═════ LISTING ═════

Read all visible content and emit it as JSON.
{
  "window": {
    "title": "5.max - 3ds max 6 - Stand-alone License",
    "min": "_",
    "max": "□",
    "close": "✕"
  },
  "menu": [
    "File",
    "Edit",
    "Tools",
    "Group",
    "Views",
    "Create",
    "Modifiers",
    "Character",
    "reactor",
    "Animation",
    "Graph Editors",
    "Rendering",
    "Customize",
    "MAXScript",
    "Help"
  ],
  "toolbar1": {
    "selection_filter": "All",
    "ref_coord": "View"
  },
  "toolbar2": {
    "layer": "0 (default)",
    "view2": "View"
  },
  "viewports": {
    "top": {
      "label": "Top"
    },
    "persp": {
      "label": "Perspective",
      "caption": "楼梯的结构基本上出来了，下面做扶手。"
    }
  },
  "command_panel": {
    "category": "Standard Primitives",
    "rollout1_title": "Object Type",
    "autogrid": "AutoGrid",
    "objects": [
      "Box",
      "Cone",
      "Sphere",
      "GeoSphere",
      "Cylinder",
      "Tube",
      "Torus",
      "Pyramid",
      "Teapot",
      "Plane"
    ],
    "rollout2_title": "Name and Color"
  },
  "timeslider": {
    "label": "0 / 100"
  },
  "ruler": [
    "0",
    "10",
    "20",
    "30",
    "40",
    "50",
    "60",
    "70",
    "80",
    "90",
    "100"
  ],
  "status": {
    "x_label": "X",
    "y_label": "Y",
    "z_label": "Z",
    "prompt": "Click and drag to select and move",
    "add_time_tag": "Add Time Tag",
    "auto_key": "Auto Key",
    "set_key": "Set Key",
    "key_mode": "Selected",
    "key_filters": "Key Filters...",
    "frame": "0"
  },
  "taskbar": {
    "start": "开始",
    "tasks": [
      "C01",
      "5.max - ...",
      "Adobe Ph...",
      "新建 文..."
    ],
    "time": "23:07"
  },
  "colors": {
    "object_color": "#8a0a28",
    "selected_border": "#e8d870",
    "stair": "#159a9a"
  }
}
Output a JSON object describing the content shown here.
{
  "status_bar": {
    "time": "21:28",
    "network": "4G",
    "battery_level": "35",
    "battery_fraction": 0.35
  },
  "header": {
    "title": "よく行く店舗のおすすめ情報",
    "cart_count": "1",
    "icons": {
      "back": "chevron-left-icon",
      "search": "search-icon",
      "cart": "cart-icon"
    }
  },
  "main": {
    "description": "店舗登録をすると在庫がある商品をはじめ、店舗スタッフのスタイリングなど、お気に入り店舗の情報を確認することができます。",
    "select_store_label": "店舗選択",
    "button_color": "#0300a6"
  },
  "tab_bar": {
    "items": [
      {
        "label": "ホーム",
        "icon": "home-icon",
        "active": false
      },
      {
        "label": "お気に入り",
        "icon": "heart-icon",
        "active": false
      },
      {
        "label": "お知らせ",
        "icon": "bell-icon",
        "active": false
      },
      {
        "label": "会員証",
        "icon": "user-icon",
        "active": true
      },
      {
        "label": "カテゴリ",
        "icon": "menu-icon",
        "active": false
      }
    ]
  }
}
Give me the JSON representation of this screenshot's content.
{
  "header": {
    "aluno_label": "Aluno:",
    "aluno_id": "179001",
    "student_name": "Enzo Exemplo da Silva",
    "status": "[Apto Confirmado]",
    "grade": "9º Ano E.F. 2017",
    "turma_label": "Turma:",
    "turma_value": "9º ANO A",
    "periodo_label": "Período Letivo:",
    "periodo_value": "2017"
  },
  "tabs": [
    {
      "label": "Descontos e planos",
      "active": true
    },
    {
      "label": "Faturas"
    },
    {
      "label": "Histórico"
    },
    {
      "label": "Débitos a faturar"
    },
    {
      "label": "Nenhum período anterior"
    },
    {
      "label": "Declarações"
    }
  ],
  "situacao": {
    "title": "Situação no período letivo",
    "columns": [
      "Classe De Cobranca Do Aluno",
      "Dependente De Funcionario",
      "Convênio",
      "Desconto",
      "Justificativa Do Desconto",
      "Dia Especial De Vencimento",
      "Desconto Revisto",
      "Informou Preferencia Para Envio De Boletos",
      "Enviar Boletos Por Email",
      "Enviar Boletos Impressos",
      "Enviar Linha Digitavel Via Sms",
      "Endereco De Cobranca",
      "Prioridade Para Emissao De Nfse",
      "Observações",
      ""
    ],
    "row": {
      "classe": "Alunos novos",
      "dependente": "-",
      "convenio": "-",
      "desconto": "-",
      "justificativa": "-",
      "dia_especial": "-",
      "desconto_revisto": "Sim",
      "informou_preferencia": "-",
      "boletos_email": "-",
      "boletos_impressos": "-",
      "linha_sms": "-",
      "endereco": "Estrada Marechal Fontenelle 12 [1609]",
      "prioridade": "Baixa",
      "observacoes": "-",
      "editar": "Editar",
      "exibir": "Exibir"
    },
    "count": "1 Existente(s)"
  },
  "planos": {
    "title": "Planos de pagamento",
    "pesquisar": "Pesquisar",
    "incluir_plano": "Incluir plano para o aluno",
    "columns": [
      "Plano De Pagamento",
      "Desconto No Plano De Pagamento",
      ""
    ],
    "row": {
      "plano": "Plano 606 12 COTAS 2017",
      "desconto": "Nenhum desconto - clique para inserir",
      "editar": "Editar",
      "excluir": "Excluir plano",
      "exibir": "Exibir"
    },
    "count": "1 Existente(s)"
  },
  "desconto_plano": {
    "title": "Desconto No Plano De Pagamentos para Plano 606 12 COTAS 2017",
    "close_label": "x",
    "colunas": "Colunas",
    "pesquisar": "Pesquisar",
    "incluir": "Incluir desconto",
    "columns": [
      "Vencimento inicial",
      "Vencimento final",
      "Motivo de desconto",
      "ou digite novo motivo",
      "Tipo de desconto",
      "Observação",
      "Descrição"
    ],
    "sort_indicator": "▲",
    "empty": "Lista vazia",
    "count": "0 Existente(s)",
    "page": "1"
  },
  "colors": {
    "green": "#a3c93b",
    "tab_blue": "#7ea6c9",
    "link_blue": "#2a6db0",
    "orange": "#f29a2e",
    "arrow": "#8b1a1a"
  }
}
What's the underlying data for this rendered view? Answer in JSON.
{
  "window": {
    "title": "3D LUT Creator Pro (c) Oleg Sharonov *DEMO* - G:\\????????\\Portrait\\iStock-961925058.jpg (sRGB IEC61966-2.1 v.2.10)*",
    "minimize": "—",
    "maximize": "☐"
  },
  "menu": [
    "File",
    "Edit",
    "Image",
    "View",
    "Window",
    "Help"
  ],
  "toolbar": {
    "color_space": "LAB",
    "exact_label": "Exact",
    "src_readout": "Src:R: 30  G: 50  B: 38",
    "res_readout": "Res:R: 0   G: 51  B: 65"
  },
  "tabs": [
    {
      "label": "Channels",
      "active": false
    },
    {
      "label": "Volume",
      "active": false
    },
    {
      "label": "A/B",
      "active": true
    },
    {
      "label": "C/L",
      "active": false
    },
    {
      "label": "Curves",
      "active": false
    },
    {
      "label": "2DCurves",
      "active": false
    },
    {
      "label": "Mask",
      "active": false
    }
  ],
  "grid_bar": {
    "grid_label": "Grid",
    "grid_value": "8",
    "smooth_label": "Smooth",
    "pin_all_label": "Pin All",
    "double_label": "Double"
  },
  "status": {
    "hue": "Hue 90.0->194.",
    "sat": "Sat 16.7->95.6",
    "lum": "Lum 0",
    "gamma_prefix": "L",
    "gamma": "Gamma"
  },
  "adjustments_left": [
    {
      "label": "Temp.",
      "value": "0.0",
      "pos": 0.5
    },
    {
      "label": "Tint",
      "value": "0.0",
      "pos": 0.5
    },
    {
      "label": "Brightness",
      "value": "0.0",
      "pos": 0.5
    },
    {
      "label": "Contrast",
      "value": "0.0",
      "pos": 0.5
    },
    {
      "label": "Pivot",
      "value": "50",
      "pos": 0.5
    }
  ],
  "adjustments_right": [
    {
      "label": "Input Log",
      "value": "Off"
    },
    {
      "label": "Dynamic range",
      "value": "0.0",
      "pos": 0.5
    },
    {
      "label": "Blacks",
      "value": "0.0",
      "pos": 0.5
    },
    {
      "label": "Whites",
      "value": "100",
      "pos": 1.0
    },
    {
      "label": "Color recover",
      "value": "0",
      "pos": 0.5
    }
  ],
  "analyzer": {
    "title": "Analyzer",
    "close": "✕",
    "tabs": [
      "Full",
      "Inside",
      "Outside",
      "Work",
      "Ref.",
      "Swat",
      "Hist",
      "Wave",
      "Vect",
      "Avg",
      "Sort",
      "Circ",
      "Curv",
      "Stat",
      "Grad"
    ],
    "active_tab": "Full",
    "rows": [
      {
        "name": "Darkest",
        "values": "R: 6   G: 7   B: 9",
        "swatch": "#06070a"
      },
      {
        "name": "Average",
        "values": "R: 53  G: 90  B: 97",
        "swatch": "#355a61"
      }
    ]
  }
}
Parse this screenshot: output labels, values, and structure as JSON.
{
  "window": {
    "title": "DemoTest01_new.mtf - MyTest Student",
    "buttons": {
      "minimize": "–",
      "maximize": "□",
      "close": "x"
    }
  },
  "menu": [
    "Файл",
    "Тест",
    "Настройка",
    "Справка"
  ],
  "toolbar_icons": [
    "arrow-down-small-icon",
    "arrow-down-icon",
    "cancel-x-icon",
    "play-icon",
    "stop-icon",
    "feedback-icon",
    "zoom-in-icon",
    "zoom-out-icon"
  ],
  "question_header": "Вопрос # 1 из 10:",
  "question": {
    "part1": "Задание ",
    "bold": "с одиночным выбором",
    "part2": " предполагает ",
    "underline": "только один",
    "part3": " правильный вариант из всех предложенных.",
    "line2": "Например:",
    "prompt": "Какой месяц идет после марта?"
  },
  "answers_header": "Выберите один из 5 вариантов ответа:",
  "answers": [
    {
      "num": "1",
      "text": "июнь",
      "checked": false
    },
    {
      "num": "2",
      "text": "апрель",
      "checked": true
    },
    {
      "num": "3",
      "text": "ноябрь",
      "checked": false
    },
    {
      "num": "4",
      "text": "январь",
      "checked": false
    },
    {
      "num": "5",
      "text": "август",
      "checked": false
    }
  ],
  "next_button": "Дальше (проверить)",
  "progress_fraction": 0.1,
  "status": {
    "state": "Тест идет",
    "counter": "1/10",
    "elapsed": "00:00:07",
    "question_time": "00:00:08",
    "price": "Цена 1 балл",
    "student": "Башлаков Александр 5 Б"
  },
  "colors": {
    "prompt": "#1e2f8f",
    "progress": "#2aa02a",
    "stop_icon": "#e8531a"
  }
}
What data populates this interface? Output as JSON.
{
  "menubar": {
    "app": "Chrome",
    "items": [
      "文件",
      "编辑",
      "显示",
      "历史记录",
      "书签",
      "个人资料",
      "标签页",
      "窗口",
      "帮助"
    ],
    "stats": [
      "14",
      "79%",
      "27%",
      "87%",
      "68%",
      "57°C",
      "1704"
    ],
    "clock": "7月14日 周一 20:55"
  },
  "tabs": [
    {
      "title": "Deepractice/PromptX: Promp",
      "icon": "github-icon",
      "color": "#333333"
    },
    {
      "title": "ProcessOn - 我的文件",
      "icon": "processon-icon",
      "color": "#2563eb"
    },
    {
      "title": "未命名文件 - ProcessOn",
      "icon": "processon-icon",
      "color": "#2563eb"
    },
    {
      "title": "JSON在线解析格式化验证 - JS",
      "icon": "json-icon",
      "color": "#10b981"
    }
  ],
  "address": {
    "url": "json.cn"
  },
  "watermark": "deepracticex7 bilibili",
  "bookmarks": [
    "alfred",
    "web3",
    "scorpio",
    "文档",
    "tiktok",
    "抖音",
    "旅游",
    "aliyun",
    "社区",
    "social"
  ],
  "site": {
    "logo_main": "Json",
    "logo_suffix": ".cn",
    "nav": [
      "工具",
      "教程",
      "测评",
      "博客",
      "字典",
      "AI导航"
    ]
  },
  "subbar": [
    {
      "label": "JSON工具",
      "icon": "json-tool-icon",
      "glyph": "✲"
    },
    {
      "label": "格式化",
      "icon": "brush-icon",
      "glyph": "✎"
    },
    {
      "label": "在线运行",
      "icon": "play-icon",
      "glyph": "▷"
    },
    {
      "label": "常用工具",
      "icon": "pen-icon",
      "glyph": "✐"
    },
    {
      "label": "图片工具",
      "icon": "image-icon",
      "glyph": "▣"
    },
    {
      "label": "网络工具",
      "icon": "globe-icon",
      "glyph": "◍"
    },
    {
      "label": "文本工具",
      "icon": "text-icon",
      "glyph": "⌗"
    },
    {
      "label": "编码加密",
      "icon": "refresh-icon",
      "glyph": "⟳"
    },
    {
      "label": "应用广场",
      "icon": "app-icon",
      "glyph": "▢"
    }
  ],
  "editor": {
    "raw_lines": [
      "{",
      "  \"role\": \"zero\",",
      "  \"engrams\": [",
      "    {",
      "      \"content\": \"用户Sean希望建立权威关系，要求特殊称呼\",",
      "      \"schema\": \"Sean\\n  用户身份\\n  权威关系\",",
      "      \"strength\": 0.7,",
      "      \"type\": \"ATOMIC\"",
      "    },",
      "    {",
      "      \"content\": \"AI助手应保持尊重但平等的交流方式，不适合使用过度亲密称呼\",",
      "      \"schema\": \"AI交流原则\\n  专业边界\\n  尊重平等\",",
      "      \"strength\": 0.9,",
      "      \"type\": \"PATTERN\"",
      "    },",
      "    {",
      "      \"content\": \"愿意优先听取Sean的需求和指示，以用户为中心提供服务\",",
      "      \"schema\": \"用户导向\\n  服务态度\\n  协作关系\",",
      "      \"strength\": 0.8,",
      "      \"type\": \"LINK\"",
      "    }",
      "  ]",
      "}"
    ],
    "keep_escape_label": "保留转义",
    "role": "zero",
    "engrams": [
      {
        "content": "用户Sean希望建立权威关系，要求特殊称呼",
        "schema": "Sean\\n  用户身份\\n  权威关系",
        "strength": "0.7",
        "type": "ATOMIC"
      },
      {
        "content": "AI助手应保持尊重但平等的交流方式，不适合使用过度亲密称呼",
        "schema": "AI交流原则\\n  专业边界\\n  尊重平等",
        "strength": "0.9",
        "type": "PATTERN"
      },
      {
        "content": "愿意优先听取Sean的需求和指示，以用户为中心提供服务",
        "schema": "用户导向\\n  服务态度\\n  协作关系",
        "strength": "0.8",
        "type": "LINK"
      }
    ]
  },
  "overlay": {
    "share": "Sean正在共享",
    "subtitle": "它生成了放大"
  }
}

═════

**WORK INSTRUCTIONS**
Find each line that has the word "尊重平等", then copy it out.

**SOLUTION BELOW**
      "      \"schema\": \"AI交流原则\\n  专业边界\\n  尊重平等\",",
        "schema": "AI交流原则\\n  专业边界\\n  尊重平等",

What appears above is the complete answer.